* _PROBLEM REQUIREMENTS_
Please transcribe the records precisely; pictures stay out of your copy.

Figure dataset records
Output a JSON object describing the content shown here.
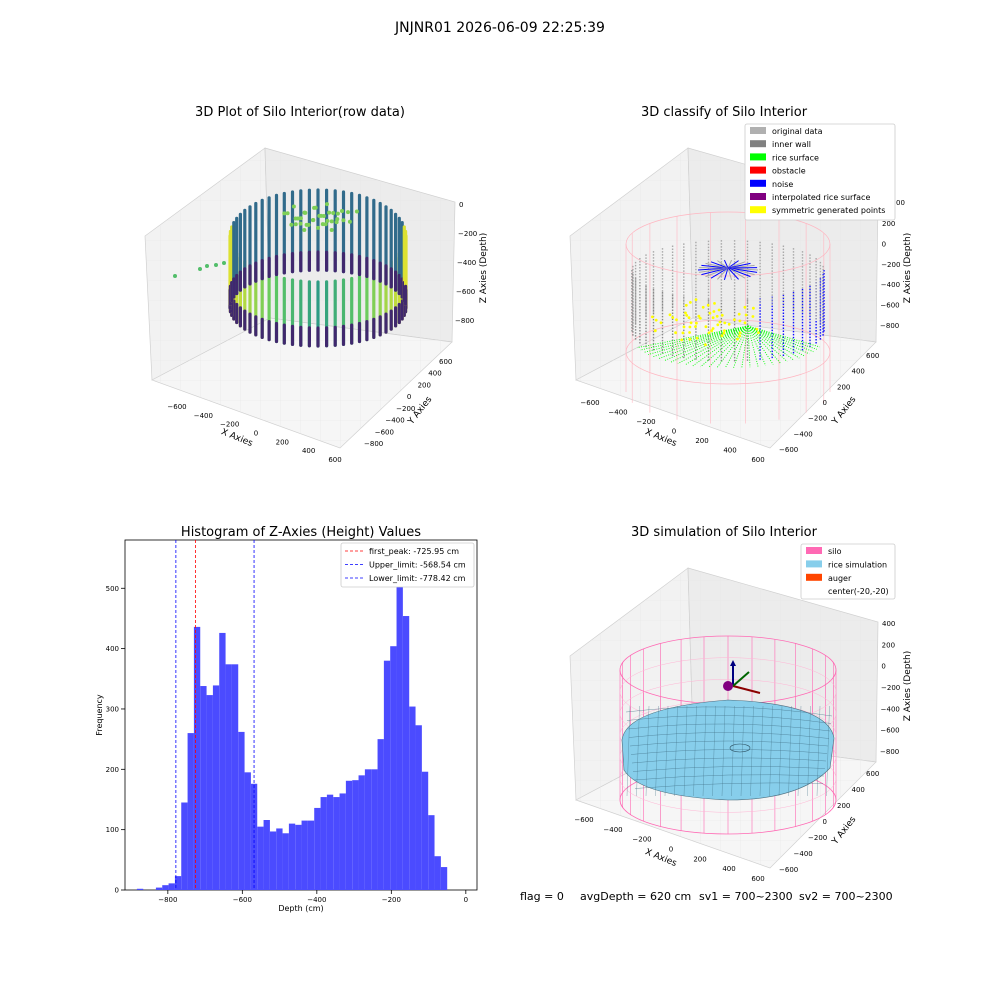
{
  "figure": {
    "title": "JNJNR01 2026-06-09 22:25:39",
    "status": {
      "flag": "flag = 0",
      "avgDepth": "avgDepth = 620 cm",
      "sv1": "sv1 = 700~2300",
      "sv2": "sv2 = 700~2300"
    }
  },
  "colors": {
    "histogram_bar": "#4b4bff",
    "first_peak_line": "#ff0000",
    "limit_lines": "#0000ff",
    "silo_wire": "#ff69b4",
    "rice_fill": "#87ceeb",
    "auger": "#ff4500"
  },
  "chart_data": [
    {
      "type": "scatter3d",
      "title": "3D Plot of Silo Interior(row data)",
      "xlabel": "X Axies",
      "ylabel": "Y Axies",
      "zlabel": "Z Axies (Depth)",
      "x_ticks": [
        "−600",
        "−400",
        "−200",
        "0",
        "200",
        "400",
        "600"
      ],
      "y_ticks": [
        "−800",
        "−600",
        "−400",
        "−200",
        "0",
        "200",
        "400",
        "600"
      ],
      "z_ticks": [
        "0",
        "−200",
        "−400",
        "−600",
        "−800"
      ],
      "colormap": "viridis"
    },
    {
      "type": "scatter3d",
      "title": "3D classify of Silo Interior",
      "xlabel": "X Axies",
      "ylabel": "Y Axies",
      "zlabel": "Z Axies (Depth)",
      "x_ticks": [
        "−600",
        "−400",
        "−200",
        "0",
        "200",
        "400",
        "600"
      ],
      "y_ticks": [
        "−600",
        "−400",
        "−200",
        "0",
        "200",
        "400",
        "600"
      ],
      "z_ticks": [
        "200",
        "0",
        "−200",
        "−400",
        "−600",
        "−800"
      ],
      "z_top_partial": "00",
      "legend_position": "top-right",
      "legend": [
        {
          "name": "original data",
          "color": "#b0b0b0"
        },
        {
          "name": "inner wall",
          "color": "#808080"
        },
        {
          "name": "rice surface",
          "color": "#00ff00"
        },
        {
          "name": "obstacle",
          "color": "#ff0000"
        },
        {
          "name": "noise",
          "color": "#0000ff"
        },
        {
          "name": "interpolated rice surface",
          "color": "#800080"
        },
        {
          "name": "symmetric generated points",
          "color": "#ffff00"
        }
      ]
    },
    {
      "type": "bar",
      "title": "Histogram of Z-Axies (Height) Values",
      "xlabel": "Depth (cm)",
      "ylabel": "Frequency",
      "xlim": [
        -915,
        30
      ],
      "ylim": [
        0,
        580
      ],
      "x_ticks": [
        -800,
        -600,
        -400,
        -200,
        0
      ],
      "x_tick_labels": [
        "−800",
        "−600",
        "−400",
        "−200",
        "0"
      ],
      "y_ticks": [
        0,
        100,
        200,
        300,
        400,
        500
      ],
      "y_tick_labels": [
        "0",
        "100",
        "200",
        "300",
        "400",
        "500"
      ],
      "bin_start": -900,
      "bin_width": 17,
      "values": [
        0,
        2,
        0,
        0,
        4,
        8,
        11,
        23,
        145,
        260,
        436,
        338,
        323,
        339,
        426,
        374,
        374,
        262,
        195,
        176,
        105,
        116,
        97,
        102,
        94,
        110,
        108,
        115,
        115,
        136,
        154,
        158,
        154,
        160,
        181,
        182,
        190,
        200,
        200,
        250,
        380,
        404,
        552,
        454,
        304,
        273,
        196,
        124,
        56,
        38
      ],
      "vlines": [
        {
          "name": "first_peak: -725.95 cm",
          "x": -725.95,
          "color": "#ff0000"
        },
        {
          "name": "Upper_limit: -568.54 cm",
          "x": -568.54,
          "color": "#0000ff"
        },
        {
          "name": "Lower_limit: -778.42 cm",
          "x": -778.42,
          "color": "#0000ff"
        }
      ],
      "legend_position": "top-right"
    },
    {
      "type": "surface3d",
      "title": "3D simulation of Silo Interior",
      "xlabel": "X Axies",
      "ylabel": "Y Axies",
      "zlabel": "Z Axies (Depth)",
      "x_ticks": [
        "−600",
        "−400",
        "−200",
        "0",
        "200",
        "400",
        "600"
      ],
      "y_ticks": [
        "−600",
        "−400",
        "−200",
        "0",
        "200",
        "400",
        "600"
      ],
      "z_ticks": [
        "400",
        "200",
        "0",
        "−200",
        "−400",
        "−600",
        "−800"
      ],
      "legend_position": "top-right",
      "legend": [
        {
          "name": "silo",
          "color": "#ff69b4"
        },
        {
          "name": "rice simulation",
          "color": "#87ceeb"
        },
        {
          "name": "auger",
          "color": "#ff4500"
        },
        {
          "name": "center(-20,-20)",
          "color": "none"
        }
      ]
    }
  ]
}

* _OUTPUT BELOW_
Output a JSON object describing the content shown here.
{
  "figure": {
    "title": "JNJNR01 2026-06-09 22:25:39",
    "status": {
      "flag": "flag = 0",
      "avgDepth": "avgDepth = 620 cm",
      "sv1": "sv1 = 700~2300",
      "sv2": "sv2 = 700~2300"
    }
  },
  "colors": {
    "histogram_bar": "#4b4bff",
    "first_peak_line": "#ff0000",
    "limit_lines": "#0000ff",
    "silo_wire": "#ff69b4",
    "rice_fill": "#87ceeb",
    "auger": "#ff4500"
  },
  "chart_data": [
    {
      "type": "scatter3d",
      "title": "3D Plot of Silo Interior(row data)",
      "xlabel": "X Axies",
      "ylabel": "Y Axies",
      "zlabel": "Z Axies (Depth)",
      "x_ticks": [
        "−600",
        "−400",
        "−200",
        "0",
        "200",
        "400",
        "600"
      ],
      "y_ticks": [
        "−800",
        "−600",
        "−400",
        "−200",
        "0",
        "200",
        "400",
        "600"
      ],
      "z_ticks": [
        "0",
        "−200",
        "−400",
        "−600",
        "−800"
      ],
      "colormap": "viridis"
    },
    {
      "type": "scatter3d",
      "title": "3D classify of Silo Interior",
      "xlabel": "X Axies",
      "ylabel": "Y Axies",
      "zlabel": "Z Axies (Depth)",
      "x_ticks": [
        "−600",
        "−400",
        "−200",
        "0",
        "200",
        "400",
        "600"
      ],
      "y_ticks": [
        "−600",
        "−400",
        "−200",
        "0",
        "200",
        "400",
        "600"
      ],
      "z_ticks": [
        "200",
        "0",
        "−200",
        "−400",
        "−600",
        "−800"
      ],
      "z_top_partial": "00",
      "legend_position": "top-right",
      "legend": [
        {
          "name": "original data",
          "color": "#b0b0b0"
        },
        {
          "name": "inner wall",
          "color": "#808080"
        },
        {
          "name": "rice surface",
          "color": "#00ff00"
        },
        {
          "name": "obstacle",
          "color": "#ff0000"
        },
        {
          "name": "noise",
          "color": "#0000ff"
        },
        {
          "name": "interpolated rice surface",
          "color": "#800080"
        },
        {
          "name": "symmetric generated points",
          "color": "#ffff00"
        }
      ]
    },
    {
      "type": "bar",
      "title": "Histogram of Z-Axies (Height) Values",
      "xlabel": "Depth (cm)",
      "ylabel": "Frequency",
      "xlim": [
        -915,
        30
      ],
      "ylim": [
        0,
        580
      ],
      "x_ticks": [
        -800,
        -600,
        -400,
        -200,
        0
      ],
      "x_tick_labels": [
        "−800",
        "−600",
        "−400",
        "−200",
        "0"
      ],
      "y_ticks": [
        0,
        100,
        200,
        300,
        400,
        500
      ],
      "y_tick_labels": [
        "0",
        "100",
        "200",
        "300",
        "400",
        "500"
      ],
      "bin_start": -900,
      "bin_width": 17,
      "values": [
        0,
        2,
        0,
        0,
        4,
        8,
        11,
        23,
        145,
        260,
        436,
        338,
        323,
        339,
        426,
        374,
        374,
        262,
        195,
        176,
        105,
        116,
        97,
        102,
        94,
        110,
        108,
        115,
        115,
        136,
        154,
        158,
        154,
        160,
        181,
        182,
        190,
        200,
        200,
        250,
        380,
        404,
        552,
        454,
        304,
        273,
        196,
        124,
        56,
        38
      ],
      "vlines": [
        {
          "name": "first_peak: -725.95 cm",
          "x": -725.95,
          "color": "#ff0000"
        },
        {
          "name": "Upper_limit: -568.54 cm",
          "x": -568.54,
          "color": "#0000ff"
        },
        {
          "name": "Lower_limit: -778.42 cm",
          "x": -778.42,
          "color": "#0000ff"
        }
      ],
      "legend_position": "top-right"
    },
    {
      "type": "surface3d",
      "title": "3D simulation of Silo Interior",
      "xlabel": "X Axies",
      "ylabel": "Y Axies",
      "zlabel": "Z Axies (Depth)",
      "x_ticks": [
        "−600",
        "−400",
        "−200",
        "0",
        "200",
        "400",
        "600"
      ],
      "y_ticks": [
        "−600",
        "−400",
        "−200",
        "0",
        "200",
        "400",
        "600"
      ],
      "z_ticks": [
        "400",
        "200",
        "0",
        "−200",
        "−400",
        "−600",
        "−800"
      ],
      "legend_position": "top-right",
      "legend": [
        {
          "name": "silo",
          "color": "#ff69b4"
        },
        {
          "name": "rice simulation",
          "color": "#87ceeb"
        },
        {
          "name": "auger",
          "color": "#ff4500"
        },
        {
          "name": "center(-20,-20)",
          "color": "none"
        }
      ]
    }
  ]
}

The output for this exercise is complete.